*WORK TO BE COMPLETED*. Where does the string "разрешения" appear in the records? Copy every line that contains it.

*Items from a dataset*.
'''
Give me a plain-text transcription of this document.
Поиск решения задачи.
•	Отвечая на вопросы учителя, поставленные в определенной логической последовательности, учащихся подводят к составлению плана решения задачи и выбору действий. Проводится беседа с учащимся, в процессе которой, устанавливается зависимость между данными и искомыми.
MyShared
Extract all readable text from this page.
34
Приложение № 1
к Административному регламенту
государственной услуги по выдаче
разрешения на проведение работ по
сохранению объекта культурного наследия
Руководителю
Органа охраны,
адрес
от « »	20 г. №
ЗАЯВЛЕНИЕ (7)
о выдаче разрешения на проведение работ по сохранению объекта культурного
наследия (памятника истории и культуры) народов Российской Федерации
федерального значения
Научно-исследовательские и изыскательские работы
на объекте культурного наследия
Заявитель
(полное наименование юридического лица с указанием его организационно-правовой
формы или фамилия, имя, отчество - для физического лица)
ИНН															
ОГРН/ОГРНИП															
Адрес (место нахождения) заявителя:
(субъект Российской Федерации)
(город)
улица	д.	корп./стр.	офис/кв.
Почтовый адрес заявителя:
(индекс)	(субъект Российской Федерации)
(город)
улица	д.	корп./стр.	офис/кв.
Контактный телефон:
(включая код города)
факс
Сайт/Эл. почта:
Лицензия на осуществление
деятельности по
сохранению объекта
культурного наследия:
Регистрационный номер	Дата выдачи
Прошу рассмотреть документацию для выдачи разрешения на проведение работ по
'''
'''
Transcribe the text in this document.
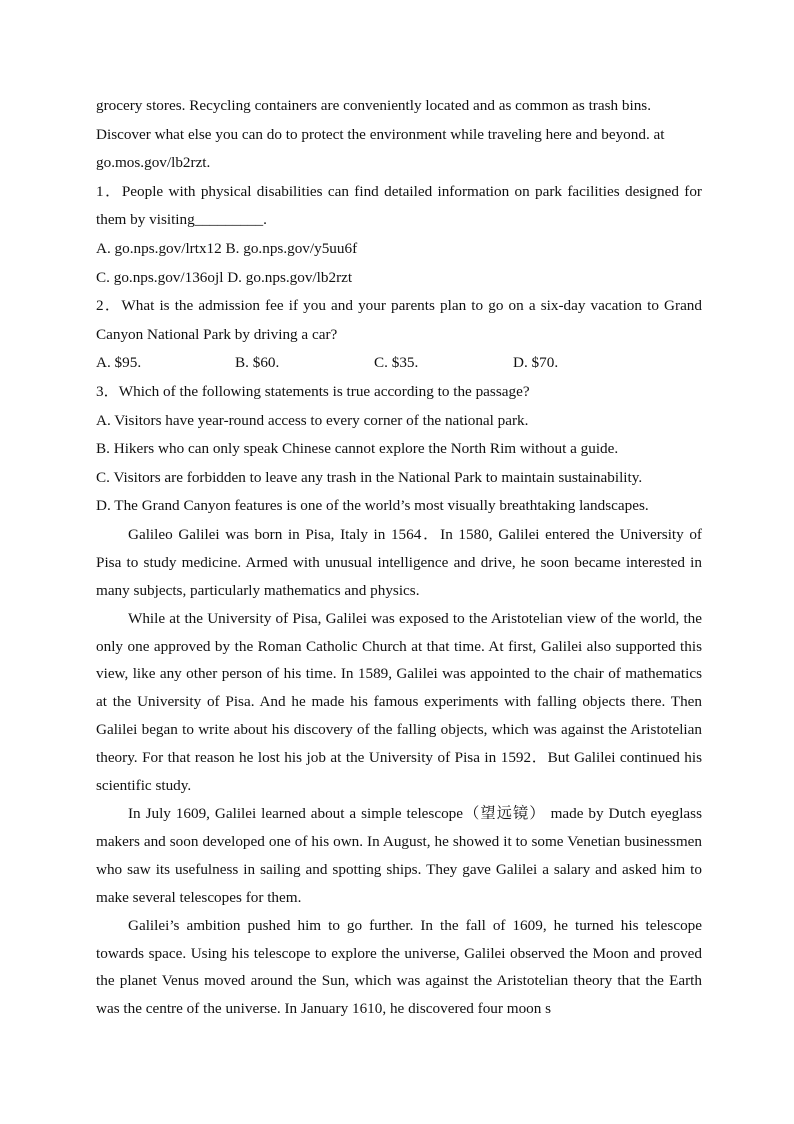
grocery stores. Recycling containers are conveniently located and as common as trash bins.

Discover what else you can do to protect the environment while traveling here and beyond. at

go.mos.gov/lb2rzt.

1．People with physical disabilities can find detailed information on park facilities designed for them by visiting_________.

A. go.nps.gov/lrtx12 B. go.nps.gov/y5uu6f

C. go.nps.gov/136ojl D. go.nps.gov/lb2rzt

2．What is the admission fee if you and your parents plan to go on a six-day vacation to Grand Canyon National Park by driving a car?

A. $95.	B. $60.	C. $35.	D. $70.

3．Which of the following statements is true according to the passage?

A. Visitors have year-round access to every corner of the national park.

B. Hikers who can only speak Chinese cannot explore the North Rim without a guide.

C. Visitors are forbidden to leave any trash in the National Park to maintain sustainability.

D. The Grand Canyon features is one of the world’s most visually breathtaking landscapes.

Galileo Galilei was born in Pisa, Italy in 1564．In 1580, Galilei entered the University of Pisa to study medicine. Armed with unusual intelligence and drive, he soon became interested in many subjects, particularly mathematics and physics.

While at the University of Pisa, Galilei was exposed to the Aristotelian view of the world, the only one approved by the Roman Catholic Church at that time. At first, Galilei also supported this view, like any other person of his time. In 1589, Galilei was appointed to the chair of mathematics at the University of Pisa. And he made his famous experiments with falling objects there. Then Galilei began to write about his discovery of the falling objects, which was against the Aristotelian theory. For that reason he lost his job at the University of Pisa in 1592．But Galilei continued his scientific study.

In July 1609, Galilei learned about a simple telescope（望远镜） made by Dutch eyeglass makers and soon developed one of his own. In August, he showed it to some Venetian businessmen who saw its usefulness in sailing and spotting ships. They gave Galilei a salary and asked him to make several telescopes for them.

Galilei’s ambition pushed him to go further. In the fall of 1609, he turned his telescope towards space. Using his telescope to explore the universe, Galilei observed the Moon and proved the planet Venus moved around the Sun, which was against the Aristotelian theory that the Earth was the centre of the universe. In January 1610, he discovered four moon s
'''
*COMPLETE ANSWER*.
разрешения на проведение работ по
о выдаче разрешения на проведение работ по сохранению объекта культурного
Прошу рассмотреть документацию для выдачи разрешения на проведение работ по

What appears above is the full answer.